Brief: From the material below, pull out every line that contains the string "link", copying each line in full.

Element box records:
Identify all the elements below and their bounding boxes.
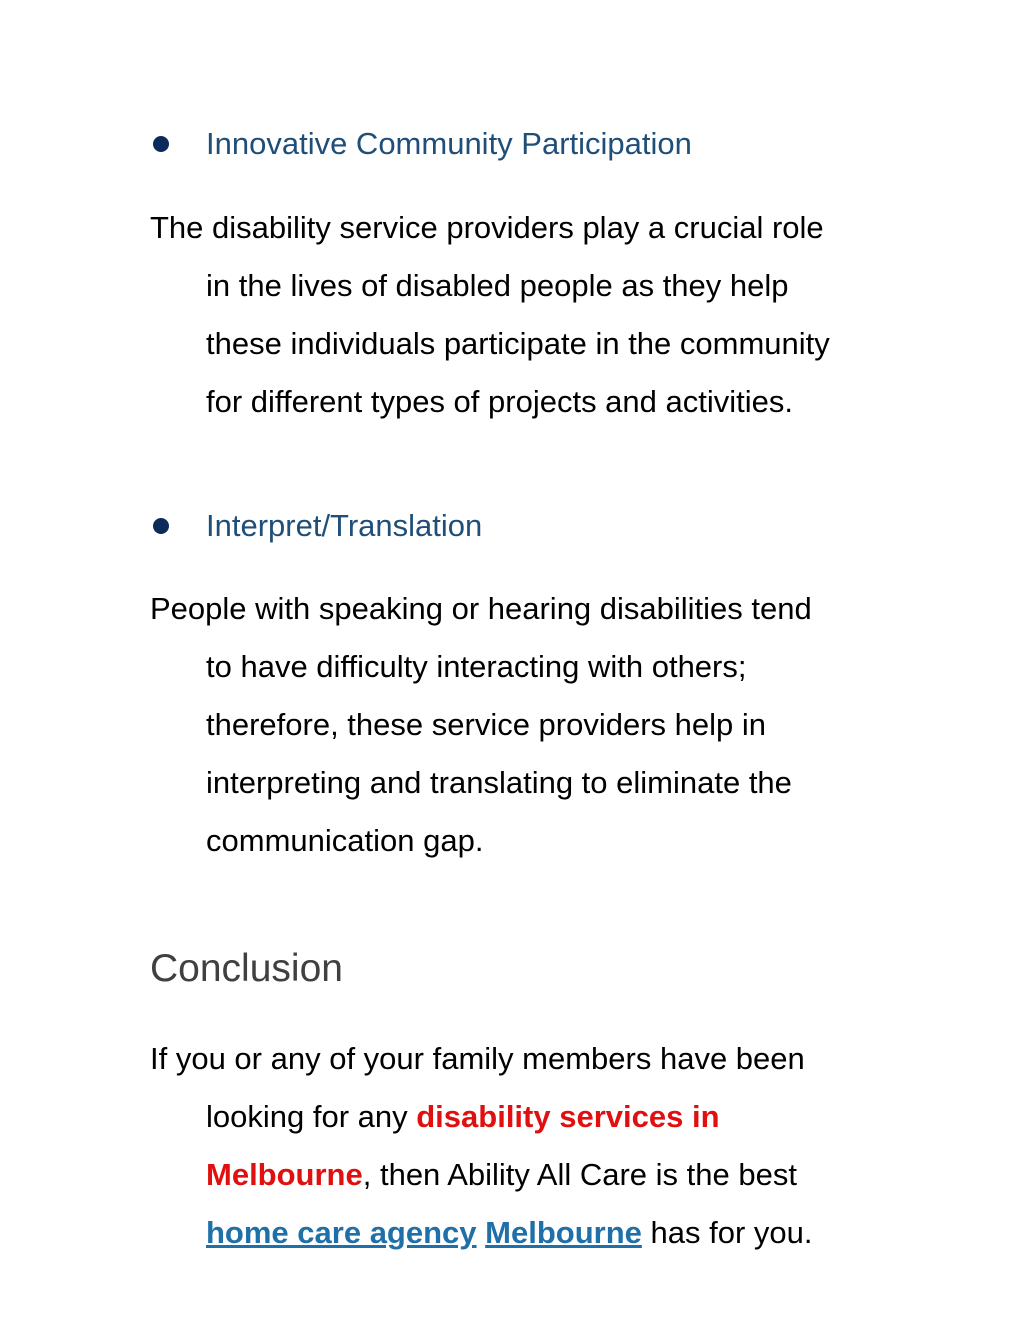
paragraph-line: communication gap. — [206, 823, 484, 858]
paragraph-interpret-translation — [150, 580, 890, 870]
text-run: , then Ability All Care is the best — [362, 1157, 797, 1192]
home-care-agency-link[interactable]: home care agency — [206, 1215, 477, 1250]
bullet-dot-icon — [153, 518, 169, 534]
paragraph-line — [150, 1146, 890, 1204]
bullet-dot-icon — [153, 136, 169, 152]
paragraph-line — [150, 1204, 890, 1262]
paragraph-line: in the lives of disabled people as they help — [206, 268, 789, 303]
paragraph-line: People with speaking or hearing disabilities tend — [150, 591, 812, 626]
paragraph-line: therefore, these service providers help in — [206, 707, 767, 742]
paragraph-line: If you or any of your family members have been — [150, 1041, 805, 1076]
paragraph-line: The disability service providers play a crucial role — [150, 210, 824, 245]
paragraph-line — [150, 1088, 890, 1146]
highlight-disability-services: disability services in — [416, 1099, 720, 1134]
bullet-title: Innovative Community Participation — [206, 126, 692, 161]
bullet-item-innovative-community — [150, 124, 692, 164]
melbourne-link[interactable]: Melbourne — [485, 1215, 642, 1250]
bullet-title: Interpret/Translation — [206, 508, 483, 543]
paragraph-line: these individuals participate in the community — [206, 326, 830, 361]
paragraph-line: to have difficulty interacting with others; — [206, 649, 747, 684]
conclusion-heading: Conclusion — [150, 947, 343, 990]
text-run: has for you. — [641, 1215, 813, 1250]
text-run — [477, 1215, 486, 1250]
bullet-item-interpret-translation — [150, 506, 483, 546]
text-run: looking for any — [206, 1099, 417, 1134]
highlight-melbourne: Melbourne — [206, 1157, 363, 1192]
paragraph-community-participation — [150, 199, 890, 431]
paragraph-conclusion — [150, 1030, 890, 1262]
paragraph-line: for different types of projects and activities. — [206, 384, 794, 419]
paragraph-line: interpreting and translating to eliminate the — [206, 765, 792, 800]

Solution below:
home-care-agency-link[interactable]: home care agency — [206, 1215, 477, 1250]
melbourne-link[interactable]: Melbourne — [485, 1215, 642, 1250]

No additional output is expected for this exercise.